#### WHAT THE TASK ASKS:
Repeat the data below exactly, dropping any pictures it holds.

======== AVAILABLE DATA ========

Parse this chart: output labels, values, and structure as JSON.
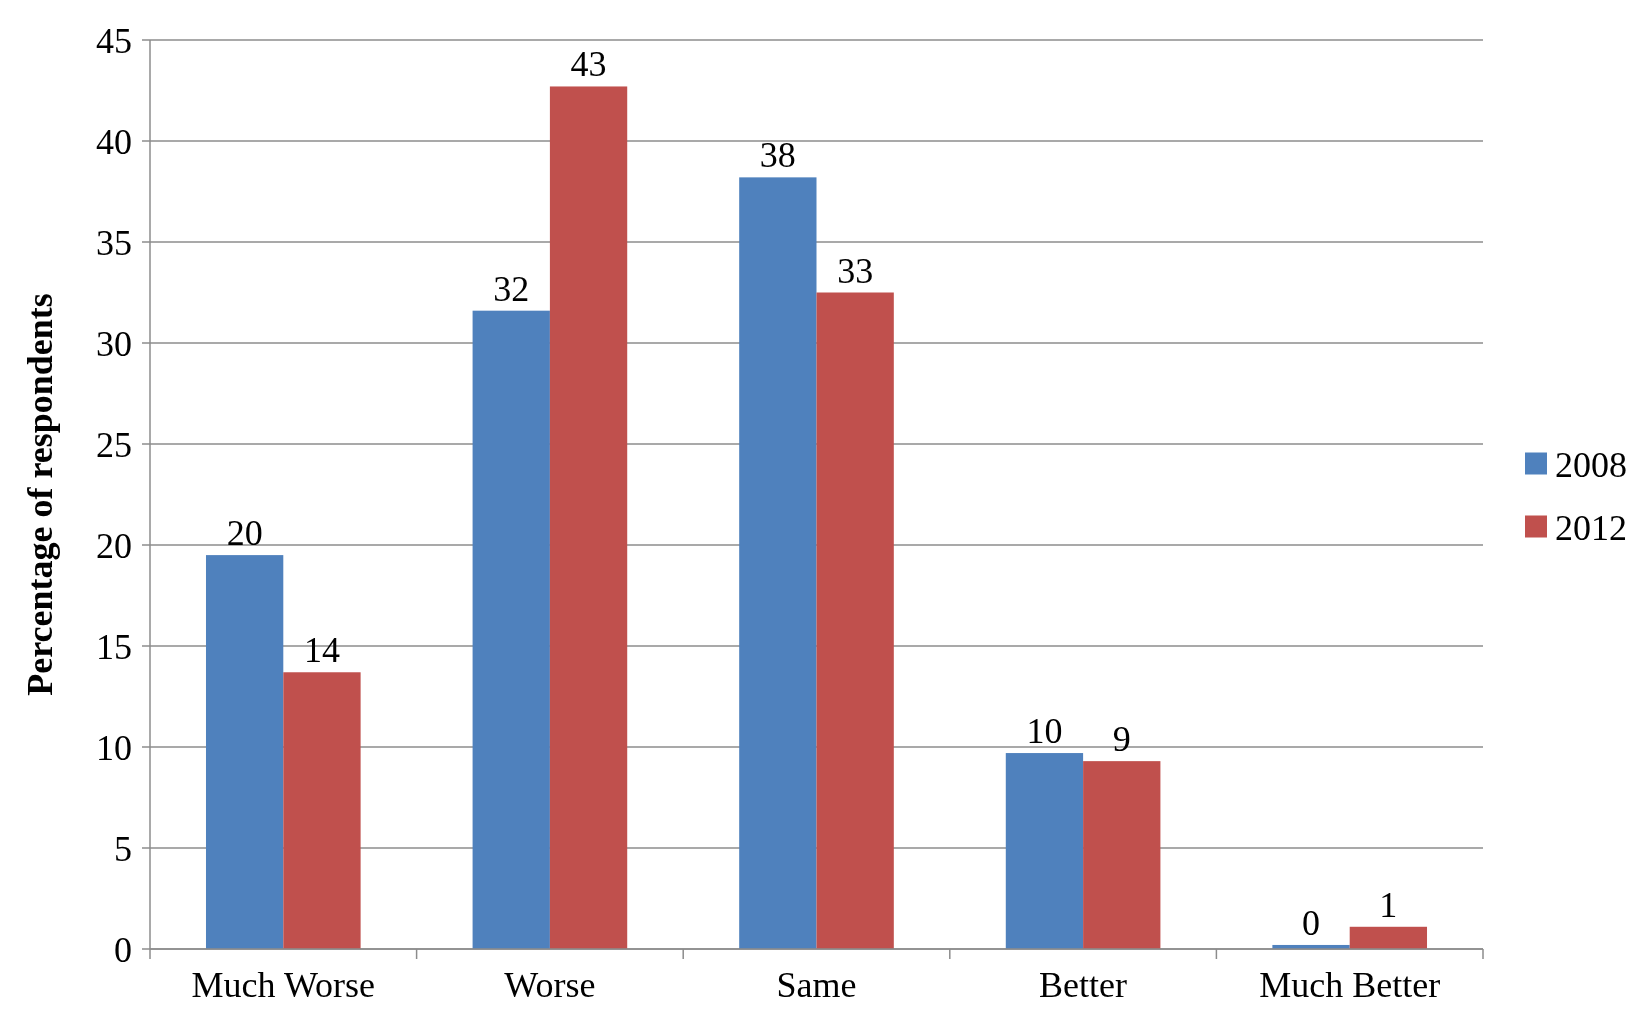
{
  "chart_data": {
    "type": "bar",
    "ylabel": "Percentage of respondents",
    "categories": [
      "Much Worse",
      "Worse",
      "Same",
      "Better",
      "Much Better"
    ],
    "series": [
      {
        "name": "2008",
        "color": "#4f81bd",
        "values": [
          19.5,
          31.6,
          38.2,
          9.7,
          0.2
        ],
        "value_labels": [
          "20",
          "32",
          "38",
          "10",
          "0"
        ]
      },
      {
        "name": "2012",
        "color": "#c0504d",
        "values": [
          13.7,
          42.7,
          32.5,
          9.3,
          1.1
        ],
        "value_labels": [
          "14",
          "43",
          "33",
          "9",
          "1"
        ]
      }
    ],
    "ylim": [
      0,
      45
    ],
    "yticks": [
      0,
      5,
      10,
      15,
      20,
      25,
      30,
      35,
      40,
      45
    ],
    "grid": "y",
    "legend": "right"
  }
}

========

#### EXERCISE RESPONSE:
Parse this chart: output labels, values, and structure as JSON.
{
  "chart_data": {
    "type": "bar",
    "ylabel": "Percentage of respondents",
    "categories": [
      "Much Worse",
      "Worse",
      "Same",
      "Better",
      "Much Better"
    ],
    "series": [
      {
        "name": "2008",
        "color": "#4f81bd",
        "values": [
          19.5,
          31.6,
          38.2,
          9.7,
          0.2
        ],
        "value_labels": [
          "20",
          "32",
          "38",
          "10",
          "0"
        ]
      },
      {
        "name": "2012",
        "color": "#c0504d",
        "values": [
          13.7,
          42.7,
          32.5,
          9.3,
          1.1
        ],
        "value_labels": [
          "14",
          "43",
          "33",
          "9",
          "1"
        ]
      }
    ],
    "ylim": [
      0,
      45
    ],
    "yticks": [
      0,
      5,
      10,
      15,
      20,
      25,
      30,
      35,
      40,
      45
    ],
    "grid": "y",
    "legend": "right"
  }
}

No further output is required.